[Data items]
** BEGIN **

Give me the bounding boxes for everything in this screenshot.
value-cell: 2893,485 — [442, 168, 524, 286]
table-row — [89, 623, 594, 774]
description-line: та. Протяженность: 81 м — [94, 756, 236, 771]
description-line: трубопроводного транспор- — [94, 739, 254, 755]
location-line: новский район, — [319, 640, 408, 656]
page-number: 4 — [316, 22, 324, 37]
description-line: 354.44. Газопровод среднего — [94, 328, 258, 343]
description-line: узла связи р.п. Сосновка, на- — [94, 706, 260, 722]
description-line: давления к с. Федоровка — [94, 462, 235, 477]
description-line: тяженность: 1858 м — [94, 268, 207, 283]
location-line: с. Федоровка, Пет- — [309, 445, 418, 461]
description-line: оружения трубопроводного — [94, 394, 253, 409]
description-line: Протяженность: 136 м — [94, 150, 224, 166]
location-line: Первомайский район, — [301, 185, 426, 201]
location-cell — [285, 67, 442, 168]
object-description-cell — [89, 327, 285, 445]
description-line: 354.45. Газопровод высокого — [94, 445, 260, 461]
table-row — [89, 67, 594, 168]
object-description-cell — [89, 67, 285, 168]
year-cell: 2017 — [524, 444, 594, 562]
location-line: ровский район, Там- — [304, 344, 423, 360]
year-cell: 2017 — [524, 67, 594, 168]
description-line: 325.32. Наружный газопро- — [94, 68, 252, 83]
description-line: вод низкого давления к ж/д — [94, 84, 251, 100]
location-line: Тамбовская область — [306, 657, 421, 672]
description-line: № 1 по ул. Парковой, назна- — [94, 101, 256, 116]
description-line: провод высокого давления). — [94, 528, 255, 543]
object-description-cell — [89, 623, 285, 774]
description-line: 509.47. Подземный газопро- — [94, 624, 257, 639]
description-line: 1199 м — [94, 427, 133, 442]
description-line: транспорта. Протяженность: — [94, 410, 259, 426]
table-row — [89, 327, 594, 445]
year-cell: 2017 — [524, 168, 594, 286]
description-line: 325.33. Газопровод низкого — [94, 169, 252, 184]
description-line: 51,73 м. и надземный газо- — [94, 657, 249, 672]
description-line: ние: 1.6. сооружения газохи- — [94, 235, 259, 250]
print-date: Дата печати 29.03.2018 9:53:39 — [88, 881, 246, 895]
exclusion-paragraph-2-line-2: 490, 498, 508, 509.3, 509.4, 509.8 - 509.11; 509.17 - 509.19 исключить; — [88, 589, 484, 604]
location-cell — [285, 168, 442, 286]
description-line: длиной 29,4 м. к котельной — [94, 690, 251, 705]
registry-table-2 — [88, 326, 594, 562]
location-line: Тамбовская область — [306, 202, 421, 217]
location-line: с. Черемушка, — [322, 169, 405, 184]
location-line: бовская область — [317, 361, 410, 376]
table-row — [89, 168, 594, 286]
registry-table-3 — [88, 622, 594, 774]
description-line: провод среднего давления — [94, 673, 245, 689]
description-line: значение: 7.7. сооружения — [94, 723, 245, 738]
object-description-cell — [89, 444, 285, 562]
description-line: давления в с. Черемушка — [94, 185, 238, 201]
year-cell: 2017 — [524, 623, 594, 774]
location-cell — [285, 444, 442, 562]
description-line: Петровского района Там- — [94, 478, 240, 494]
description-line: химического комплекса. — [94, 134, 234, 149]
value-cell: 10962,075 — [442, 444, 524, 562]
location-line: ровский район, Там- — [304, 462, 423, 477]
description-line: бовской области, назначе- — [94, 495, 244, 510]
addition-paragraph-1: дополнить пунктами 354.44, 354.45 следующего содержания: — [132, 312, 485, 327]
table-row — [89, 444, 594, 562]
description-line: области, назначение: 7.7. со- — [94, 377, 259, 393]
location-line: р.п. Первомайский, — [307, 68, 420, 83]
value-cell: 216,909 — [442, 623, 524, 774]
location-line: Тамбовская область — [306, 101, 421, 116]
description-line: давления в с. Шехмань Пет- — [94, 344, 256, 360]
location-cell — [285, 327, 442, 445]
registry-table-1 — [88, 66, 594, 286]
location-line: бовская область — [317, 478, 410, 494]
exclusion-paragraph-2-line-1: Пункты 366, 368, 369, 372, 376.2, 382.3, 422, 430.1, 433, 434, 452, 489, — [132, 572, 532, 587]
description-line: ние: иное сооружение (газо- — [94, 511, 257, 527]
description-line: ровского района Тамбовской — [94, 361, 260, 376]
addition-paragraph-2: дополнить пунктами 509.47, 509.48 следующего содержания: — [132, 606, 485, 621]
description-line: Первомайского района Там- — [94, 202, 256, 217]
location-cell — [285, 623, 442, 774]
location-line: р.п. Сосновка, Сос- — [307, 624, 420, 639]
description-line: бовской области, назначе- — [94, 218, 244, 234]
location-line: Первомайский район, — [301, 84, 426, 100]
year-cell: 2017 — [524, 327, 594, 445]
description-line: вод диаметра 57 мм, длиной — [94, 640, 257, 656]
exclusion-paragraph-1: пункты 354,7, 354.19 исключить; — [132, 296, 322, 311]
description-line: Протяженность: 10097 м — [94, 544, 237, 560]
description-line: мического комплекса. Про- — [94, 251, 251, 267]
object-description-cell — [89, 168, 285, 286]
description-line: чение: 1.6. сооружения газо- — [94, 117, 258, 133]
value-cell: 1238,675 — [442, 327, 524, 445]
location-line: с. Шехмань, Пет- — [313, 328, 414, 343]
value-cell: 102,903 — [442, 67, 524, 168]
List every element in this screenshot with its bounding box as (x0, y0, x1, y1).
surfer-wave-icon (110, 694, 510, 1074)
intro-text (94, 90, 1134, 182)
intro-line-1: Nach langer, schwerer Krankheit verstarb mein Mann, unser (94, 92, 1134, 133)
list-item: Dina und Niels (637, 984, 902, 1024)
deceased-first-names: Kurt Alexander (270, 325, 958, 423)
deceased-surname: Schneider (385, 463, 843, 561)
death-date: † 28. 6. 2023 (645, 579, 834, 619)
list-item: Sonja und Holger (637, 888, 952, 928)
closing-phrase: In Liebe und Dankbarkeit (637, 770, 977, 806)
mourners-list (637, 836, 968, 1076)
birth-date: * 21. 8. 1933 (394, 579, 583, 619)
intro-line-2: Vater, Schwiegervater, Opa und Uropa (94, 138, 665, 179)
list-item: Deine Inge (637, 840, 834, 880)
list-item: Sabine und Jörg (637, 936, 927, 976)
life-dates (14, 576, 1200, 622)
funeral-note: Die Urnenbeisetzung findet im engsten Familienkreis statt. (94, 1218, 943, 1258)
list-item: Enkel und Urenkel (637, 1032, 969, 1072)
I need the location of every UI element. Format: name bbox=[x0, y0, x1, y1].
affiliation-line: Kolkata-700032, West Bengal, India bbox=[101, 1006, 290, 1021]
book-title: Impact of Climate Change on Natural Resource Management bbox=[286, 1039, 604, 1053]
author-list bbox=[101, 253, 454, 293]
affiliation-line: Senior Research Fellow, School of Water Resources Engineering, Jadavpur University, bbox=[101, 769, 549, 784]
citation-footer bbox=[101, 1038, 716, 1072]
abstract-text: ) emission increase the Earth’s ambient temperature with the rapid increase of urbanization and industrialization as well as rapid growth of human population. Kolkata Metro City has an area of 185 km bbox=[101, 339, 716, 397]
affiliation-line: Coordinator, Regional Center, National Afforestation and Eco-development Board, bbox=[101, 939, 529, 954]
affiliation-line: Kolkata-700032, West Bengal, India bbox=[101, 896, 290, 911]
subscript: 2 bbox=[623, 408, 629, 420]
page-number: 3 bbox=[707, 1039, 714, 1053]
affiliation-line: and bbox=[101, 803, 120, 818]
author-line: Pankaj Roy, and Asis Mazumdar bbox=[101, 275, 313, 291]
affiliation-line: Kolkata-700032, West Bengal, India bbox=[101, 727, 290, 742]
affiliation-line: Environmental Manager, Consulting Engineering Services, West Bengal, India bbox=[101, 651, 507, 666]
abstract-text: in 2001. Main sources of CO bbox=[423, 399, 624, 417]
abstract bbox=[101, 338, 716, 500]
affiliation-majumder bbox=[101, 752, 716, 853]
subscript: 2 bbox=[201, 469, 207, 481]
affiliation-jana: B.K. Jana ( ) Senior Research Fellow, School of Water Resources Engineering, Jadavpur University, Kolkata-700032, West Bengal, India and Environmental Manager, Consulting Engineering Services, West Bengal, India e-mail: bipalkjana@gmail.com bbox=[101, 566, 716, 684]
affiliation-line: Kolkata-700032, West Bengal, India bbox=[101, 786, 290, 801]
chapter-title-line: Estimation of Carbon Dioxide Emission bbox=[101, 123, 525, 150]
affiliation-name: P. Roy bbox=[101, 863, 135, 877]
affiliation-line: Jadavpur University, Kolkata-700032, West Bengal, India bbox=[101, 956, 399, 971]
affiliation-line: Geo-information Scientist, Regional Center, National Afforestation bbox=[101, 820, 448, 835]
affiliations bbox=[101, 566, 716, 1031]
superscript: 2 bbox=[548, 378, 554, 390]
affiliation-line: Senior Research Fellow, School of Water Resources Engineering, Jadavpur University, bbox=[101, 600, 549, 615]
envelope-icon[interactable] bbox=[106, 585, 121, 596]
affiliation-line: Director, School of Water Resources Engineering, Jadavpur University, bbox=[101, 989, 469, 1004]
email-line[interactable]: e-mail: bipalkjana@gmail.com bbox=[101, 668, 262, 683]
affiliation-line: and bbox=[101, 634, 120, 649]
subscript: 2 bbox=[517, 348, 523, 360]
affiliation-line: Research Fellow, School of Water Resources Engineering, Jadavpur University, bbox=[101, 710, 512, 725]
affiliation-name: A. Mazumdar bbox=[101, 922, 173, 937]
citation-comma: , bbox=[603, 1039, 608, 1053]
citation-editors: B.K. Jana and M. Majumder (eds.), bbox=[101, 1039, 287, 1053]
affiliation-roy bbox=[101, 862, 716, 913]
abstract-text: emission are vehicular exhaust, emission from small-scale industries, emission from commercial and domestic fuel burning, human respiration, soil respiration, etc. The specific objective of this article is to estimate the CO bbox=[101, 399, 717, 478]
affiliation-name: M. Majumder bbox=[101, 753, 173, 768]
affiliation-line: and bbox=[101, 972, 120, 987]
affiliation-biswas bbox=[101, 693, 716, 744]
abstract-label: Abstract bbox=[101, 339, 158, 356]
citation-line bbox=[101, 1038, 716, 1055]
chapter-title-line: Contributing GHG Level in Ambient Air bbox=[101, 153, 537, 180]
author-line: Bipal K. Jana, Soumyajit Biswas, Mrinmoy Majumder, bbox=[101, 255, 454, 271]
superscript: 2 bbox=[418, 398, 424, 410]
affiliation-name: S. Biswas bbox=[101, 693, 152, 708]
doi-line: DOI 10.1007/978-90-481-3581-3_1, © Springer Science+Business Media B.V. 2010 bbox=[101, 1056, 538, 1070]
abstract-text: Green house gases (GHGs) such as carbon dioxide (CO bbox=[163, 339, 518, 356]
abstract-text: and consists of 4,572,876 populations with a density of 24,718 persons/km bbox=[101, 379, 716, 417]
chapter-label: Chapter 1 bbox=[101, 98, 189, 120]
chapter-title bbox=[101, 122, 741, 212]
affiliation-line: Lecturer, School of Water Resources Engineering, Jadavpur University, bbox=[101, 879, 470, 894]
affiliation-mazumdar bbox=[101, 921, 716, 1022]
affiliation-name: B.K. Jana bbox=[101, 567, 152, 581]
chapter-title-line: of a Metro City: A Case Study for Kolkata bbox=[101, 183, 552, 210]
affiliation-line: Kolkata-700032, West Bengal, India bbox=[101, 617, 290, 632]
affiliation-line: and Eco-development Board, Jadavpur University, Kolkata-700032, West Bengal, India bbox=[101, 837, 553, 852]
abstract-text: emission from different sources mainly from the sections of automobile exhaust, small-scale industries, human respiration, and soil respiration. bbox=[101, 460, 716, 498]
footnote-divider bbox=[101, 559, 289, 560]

** END **

## TASK INSTRUCTIONS
Recast everything from the beginning of the records down to the line containing "location-line: Тамбовская область — [306, 657, 421, 672]" as a JSON list of strings, one string per line, leaving out blank lines.

## FINISHED ANSWER
[
  "Give me the bounding boxes for everything in this screenshot.",
  "value-cell: 2893,485 — [442, 168, 524, 286]",
  "table-row — [89, 623, 594, 774]",
  "description-line: та. Протяженность: 81 м — [94, 756, 236, 771]",
  "description-line: трубопроводного транспор- — [94, 739, 254, 755]",
  "location-line: новский район, — [319, 640, 408, 656]",
  "page-number: 4 — [316, 22, 324, 37]",
  "description-line: 354.44. Газопровод среднего — [94, 328, 258, 343]",
  "description-line: узла связи р.п. Сосновка, на- — [94, 706, 260, 722]",
  "description-line: давления к с. Федоровка — [94, 462, 235, 477]",
  "description-line: тяженность: 1858 м — [94, 268, 207, 283]",
  "location-line: с. Федоровка, Пет- — [309, 445, 418, 461]",
  "description-line: оружения трубопроводного — [94, 394, 253, 409]",
  "description-line: Протяженность: 136 м — [94, 150, 224, 166]",
  "location-line: Первомайский район, — [301, 185, 426, 201]",
  "location-cell — [285, 67, 442, 168]",
  "object-description-cell — [89, 327, 285, 445]",
  "description-line: 354.45. Газопровод высокого — [94, 445, 260, 461]",
  "table-row — [89, 67, 594, 168]",
  "object-description-cell — [89, 67, 285, 168]",
  "year-cell: 2017 — [524, 444, 594, 562]",
  "location-line: ровский район, Там- — [304, 344, 423, 360]",
  "year-cell: 2017 — [524, 67, 594, 168]",
  "description-line: 325.32. Наружный газопро- — [94, 68, 252, 83]",
  "description-line: вод низкого давления к ж/д — [94, 84, 251, 100]",
  "location-line: Тамбовская область — [306, 657, 421, 672]"
]